Source data start

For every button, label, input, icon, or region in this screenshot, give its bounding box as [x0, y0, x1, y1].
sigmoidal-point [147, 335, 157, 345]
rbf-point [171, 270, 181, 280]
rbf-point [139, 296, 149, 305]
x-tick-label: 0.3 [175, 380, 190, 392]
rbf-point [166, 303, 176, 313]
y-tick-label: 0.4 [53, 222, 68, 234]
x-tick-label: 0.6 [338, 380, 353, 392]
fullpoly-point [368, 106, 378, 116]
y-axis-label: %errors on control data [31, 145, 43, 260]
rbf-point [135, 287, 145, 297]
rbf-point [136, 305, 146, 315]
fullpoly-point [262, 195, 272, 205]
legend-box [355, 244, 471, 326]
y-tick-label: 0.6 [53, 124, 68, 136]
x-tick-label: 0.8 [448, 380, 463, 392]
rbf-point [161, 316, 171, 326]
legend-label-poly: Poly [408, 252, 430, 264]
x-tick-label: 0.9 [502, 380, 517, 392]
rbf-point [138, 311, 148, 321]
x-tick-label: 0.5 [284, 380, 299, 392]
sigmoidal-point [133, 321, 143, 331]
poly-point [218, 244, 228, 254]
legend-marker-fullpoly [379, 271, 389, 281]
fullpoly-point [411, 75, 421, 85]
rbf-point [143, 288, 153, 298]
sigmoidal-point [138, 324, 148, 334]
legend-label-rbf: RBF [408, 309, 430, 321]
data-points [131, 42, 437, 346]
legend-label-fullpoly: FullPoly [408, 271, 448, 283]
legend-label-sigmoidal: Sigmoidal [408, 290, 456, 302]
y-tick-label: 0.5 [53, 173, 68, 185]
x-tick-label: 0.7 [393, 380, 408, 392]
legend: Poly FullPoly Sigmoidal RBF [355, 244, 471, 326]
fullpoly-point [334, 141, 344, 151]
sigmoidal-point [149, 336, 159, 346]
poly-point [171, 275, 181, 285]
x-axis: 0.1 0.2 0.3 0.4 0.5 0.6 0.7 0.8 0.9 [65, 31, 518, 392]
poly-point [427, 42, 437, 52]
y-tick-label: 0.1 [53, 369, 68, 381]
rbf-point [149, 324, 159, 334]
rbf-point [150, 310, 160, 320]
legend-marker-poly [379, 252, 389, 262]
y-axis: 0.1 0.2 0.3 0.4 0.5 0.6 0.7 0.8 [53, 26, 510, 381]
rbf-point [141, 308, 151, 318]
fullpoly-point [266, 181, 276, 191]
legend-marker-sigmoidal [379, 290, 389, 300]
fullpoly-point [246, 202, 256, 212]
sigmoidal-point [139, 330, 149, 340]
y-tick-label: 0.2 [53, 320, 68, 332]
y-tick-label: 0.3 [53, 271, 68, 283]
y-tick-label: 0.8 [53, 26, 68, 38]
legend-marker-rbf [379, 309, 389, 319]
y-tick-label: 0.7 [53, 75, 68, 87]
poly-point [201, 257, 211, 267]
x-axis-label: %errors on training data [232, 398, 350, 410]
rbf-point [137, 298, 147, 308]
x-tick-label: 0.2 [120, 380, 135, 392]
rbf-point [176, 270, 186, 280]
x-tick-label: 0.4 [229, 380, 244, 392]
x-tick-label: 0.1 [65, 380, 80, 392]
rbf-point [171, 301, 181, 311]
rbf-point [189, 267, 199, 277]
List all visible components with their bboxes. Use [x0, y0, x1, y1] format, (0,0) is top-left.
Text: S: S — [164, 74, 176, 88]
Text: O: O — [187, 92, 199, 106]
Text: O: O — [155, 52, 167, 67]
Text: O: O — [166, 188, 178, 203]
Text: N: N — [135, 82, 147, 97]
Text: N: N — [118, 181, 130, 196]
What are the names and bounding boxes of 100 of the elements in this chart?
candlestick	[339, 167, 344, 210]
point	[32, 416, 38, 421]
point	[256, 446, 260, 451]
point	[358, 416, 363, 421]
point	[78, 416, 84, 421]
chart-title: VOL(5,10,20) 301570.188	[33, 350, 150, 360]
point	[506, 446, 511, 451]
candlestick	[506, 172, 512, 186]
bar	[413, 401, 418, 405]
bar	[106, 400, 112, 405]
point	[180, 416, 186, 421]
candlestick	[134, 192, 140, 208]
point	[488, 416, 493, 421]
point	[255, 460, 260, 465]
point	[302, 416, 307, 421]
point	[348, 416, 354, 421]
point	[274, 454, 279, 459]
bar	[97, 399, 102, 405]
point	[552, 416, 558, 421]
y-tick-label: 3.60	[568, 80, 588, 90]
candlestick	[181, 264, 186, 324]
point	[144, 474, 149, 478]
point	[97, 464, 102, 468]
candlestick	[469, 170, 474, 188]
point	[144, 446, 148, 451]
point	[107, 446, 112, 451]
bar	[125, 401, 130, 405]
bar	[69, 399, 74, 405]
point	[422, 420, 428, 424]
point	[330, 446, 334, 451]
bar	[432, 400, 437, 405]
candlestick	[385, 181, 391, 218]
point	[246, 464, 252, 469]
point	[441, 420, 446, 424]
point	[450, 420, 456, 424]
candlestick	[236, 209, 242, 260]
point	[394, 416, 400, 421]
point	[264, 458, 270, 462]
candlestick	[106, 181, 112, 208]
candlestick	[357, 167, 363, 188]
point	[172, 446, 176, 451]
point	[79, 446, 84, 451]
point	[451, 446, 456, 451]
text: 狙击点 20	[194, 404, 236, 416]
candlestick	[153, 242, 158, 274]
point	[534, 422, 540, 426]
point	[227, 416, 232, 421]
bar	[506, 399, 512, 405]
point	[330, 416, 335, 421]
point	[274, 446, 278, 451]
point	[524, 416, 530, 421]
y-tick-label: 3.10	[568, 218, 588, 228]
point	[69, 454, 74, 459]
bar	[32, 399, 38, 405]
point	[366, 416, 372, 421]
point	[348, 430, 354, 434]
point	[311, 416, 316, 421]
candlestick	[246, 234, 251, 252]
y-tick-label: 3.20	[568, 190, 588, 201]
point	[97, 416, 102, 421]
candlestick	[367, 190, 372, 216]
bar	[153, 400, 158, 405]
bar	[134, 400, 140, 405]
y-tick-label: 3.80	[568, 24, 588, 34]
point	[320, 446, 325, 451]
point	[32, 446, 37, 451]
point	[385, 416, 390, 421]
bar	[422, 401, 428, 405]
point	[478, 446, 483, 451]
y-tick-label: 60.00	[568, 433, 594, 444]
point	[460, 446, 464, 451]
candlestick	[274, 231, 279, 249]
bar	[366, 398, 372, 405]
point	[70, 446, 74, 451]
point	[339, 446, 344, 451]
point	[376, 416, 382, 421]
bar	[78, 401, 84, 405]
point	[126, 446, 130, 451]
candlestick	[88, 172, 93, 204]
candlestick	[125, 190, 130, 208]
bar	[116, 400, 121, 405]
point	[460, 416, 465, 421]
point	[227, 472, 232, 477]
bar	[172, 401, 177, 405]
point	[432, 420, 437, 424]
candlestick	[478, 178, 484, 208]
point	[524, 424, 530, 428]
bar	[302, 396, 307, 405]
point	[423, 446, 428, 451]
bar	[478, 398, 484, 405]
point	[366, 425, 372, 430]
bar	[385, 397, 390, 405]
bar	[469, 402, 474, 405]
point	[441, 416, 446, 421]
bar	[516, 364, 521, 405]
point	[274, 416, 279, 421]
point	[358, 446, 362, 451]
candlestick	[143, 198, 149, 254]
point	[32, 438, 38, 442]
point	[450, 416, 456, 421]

Source data end
Source data start

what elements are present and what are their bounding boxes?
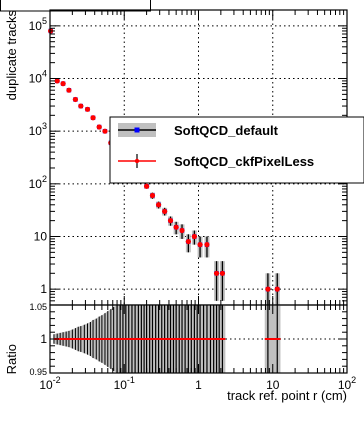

Source data end
Source data start

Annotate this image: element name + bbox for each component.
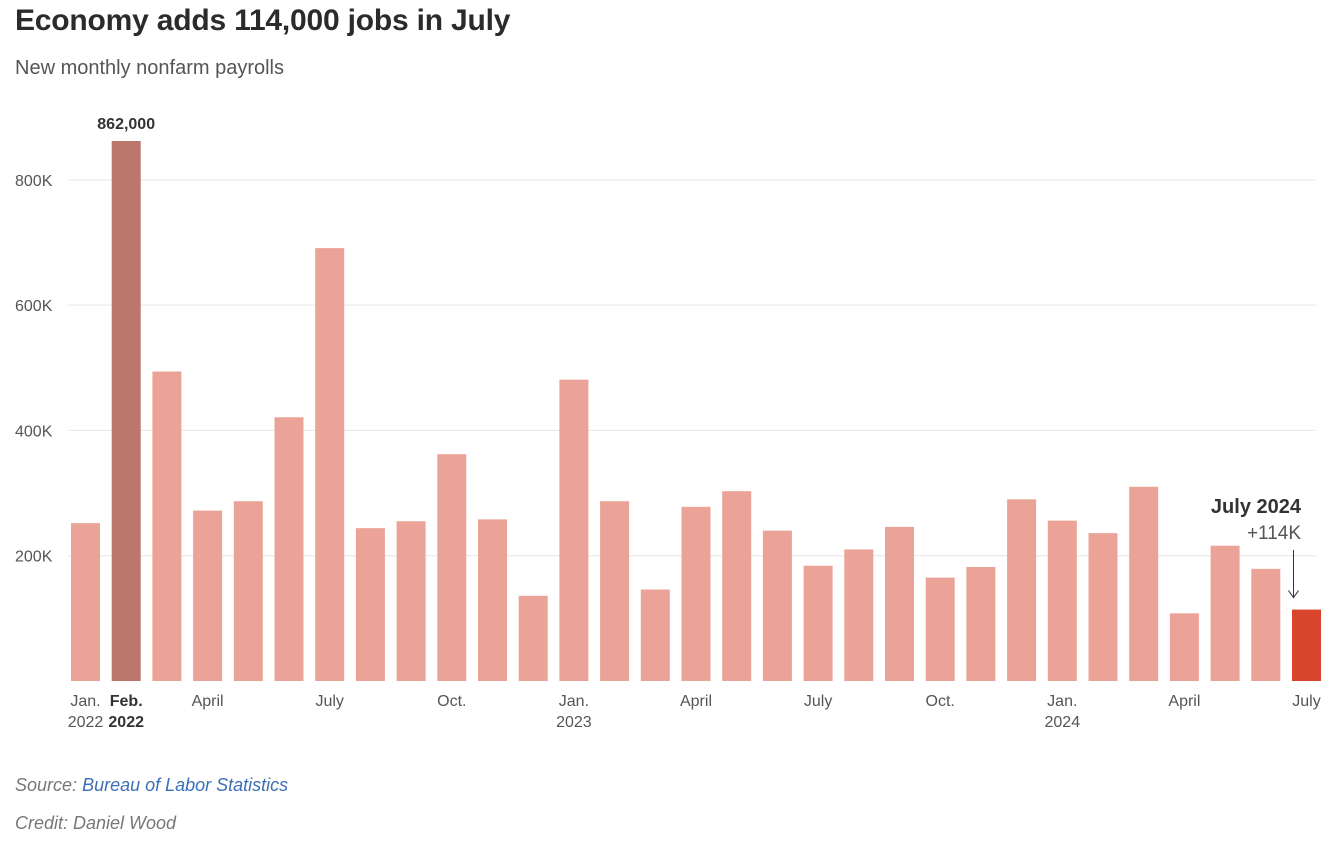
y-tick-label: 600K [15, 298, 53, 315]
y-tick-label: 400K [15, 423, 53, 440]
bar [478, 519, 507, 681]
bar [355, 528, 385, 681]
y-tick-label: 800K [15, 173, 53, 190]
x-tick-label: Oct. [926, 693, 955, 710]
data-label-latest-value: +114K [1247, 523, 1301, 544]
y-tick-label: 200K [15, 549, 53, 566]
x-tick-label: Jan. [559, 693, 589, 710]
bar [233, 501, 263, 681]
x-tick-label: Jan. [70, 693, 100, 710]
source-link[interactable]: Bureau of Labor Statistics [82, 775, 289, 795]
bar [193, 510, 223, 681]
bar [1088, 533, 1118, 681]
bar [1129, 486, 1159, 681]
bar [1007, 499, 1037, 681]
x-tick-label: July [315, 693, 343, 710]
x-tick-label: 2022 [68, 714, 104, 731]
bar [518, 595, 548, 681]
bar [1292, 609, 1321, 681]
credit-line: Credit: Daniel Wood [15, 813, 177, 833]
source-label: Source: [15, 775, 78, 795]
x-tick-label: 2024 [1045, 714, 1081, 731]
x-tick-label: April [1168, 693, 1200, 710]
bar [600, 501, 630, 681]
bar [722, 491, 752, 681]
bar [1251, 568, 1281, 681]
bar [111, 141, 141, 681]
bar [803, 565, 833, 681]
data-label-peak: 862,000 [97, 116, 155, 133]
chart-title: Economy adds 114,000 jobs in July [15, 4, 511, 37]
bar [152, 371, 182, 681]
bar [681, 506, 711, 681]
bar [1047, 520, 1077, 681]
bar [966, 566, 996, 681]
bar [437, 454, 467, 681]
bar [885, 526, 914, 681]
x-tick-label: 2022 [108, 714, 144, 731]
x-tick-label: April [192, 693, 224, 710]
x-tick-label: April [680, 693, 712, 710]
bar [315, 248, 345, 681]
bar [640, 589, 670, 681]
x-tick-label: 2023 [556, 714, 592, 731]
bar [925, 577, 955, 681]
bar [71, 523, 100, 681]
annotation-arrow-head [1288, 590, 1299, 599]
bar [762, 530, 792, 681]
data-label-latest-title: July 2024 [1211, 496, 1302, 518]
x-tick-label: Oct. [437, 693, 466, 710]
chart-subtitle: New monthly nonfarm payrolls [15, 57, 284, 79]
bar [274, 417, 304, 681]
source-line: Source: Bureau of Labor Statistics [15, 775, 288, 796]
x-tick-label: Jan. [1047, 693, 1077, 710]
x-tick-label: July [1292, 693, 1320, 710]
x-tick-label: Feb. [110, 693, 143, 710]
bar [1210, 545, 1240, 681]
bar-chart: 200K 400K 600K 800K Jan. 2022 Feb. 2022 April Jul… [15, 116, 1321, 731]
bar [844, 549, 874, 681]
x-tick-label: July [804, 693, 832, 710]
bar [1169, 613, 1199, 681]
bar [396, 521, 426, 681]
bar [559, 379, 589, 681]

Source data end

Rewrite the entries from the line containing "What are the names" down to the line containing "400, 112, 405]", replacing "candlestick" with "candle" and keeping everything else the same.

What are the names and bounding boxes of 100 of the elements in this chart?
candle	[339, 167, 344, 210]
point	[32, 416, 38, 421]
point	[256, 446, 260, 451]
point	[358, 416, 363, 421]
point	[78, 416, 84, 421]
chart-title: VOL(5,10,20) 301570.188	[33, 350, 150, 360]
point	[506, 446, 511, 451]
candle	[506, 172, 512, 186]
bar	[413, 401, 418, 405]
bar	[106, 400, 112, 405]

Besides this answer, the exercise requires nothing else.